* **SET EXERCISE**
Locate each line in the records below that contains the string "bounding", and copy those lines out in full.

(Layout records)
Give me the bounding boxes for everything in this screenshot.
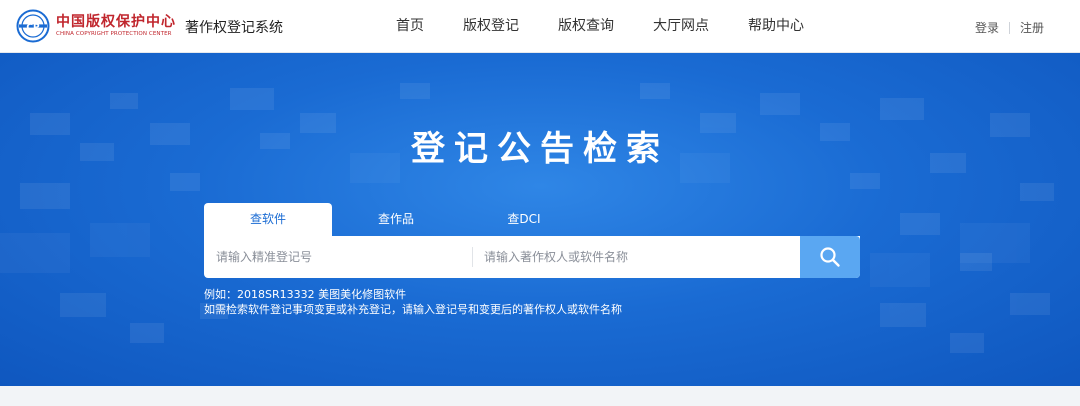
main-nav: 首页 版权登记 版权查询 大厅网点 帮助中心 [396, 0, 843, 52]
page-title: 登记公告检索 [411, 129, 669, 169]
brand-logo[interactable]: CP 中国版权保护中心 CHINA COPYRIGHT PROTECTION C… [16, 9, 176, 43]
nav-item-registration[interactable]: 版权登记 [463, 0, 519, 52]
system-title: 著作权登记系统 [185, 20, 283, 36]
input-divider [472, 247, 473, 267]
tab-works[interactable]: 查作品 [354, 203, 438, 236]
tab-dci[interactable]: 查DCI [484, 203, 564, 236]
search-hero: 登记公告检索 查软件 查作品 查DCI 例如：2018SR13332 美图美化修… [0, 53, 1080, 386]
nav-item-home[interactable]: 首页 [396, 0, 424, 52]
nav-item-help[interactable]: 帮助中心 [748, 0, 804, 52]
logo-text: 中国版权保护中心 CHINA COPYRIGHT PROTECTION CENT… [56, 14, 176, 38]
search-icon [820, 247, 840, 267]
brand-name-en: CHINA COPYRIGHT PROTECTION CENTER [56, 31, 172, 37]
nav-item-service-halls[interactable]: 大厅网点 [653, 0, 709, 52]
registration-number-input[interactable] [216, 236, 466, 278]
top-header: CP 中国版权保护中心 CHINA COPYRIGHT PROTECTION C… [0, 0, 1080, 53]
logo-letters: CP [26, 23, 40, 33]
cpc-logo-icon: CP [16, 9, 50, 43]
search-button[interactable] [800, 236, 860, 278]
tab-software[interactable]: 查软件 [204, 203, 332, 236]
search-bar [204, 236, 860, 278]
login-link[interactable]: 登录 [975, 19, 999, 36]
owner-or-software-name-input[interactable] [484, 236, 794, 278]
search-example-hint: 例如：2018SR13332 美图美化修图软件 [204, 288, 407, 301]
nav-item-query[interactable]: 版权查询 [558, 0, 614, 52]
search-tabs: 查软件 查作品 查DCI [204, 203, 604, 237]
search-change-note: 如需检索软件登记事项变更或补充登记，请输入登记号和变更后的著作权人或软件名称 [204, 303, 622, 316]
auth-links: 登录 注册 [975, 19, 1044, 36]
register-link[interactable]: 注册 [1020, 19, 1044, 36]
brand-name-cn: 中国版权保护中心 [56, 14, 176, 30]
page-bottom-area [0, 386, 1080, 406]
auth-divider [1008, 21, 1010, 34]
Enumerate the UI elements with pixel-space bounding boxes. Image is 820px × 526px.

---

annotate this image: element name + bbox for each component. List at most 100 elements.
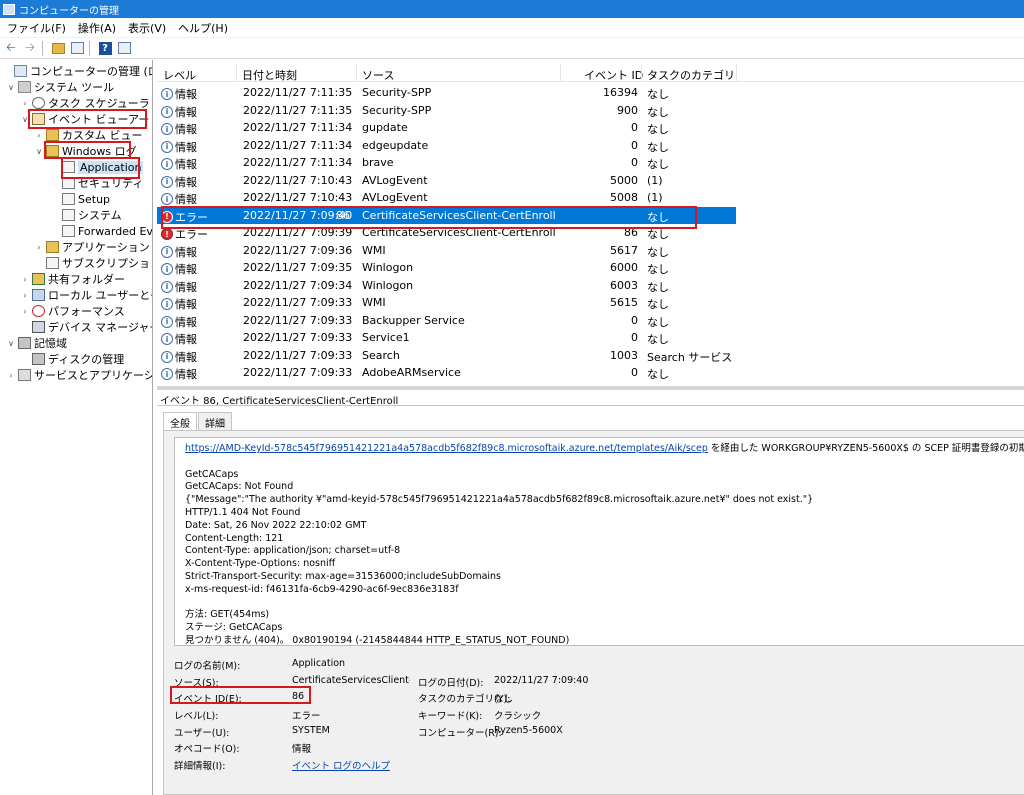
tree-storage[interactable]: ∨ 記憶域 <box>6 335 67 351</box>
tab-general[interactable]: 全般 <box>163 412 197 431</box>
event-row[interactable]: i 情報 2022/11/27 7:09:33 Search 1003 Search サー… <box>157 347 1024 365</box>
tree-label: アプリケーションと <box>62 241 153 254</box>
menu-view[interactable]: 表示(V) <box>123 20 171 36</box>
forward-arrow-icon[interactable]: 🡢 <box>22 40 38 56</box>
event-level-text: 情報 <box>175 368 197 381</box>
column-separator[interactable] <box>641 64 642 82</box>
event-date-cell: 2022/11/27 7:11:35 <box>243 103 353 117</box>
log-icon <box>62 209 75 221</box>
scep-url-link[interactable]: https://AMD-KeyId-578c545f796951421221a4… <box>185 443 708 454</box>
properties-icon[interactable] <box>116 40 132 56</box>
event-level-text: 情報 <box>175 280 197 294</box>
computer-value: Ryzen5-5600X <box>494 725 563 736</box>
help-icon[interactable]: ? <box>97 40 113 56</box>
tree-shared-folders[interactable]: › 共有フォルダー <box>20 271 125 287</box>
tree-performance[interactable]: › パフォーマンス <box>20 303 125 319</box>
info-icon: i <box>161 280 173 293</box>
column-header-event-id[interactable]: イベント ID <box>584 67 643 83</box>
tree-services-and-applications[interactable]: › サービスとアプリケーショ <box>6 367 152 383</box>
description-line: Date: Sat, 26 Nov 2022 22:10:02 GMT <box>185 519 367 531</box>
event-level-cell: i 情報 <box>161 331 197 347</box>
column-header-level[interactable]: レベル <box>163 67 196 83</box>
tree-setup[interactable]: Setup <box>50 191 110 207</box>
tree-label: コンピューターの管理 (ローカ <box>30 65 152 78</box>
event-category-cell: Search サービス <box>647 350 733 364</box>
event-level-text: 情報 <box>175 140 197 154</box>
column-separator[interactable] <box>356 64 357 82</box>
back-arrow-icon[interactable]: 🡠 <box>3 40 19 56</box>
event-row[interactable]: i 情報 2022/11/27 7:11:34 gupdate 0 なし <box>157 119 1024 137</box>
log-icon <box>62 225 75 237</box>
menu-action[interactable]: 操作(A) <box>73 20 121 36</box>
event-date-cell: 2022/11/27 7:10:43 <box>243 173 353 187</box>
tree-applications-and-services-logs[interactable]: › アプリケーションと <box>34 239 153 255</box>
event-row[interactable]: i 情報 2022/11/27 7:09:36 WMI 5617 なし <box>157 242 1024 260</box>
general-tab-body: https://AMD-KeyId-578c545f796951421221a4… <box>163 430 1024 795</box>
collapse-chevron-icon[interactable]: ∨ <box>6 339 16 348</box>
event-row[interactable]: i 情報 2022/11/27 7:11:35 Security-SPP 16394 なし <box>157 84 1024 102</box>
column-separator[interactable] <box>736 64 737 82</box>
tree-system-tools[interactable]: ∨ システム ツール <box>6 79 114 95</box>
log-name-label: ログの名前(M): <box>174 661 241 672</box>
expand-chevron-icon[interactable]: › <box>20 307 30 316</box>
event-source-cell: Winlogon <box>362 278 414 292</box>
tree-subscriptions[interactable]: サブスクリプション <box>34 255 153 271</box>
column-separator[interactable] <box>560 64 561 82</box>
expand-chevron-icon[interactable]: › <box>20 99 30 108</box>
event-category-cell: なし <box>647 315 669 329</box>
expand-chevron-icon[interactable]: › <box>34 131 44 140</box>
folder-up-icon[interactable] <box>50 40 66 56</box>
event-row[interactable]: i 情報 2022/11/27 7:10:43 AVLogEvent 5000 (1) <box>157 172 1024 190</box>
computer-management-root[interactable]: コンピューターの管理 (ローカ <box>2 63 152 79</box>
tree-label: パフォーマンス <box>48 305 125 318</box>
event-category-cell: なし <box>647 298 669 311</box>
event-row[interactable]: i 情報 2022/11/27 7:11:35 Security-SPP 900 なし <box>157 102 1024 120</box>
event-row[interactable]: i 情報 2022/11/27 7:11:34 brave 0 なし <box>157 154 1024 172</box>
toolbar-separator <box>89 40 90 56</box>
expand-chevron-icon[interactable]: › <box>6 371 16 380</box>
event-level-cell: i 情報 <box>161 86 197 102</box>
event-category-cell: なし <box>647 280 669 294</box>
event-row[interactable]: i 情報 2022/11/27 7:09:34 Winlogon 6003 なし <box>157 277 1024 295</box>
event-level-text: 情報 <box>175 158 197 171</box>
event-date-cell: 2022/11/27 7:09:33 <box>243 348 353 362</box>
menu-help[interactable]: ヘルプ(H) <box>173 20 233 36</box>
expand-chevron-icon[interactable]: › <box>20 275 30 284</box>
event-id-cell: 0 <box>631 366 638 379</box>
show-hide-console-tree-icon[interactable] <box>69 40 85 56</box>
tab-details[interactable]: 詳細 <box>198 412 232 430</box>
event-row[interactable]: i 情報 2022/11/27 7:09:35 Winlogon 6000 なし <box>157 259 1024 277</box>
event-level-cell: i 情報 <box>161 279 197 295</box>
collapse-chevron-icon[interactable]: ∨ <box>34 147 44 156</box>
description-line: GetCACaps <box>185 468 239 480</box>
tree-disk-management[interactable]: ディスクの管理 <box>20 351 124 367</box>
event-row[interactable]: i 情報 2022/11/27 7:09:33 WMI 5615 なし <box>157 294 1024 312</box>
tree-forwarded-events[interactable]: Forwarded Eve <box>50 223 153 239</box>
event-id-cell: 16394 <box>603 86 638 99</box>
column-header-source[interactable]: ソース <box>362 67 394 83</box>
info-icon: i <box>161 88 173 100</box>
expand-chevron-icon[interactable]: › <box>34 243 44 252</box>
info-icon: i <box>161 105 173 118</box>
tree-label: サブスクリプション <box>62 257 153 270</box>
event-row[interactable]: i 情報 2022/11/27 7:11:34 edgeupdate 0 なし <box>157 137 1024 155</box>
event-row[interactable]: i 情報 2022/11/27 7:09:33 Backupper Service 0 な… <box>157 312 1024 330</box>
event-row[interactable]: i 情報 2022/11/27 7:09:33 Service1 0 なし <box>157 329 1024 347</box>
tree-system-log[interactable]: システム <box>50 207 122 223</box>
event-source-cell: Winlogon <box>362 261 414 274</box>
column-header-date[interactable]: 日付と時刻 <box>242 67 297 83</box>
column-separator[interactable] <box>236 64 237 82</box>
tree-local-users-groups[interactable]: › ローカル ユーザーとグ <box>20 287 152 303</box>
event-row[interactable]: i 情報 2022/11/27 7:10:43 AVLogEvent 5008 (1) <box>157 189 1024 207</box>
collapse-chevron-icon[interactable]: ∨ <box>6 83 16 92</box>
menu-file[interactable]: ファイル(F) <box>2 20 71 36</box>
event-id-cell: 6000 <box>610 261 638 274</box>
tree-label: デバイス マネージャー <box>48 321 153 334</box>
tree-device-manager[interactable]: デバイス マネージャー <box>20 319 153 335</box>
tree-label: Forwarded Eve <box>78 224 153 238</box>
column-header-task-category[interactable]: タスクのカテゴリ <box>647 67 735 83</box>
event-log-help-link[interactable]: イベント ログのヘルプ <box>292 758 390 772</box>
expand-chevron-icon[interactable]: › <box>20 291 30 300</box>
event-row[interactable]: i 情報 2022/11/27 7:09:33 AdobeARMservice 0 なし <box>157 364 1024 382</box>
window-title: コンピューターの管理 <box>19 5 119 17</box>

* **TASK ANSWER**
Give me the bounding boxes for everything in this screenshot.
Enumerate the UI elements with pixel-space bounding boxes. Image is 820px × 526px.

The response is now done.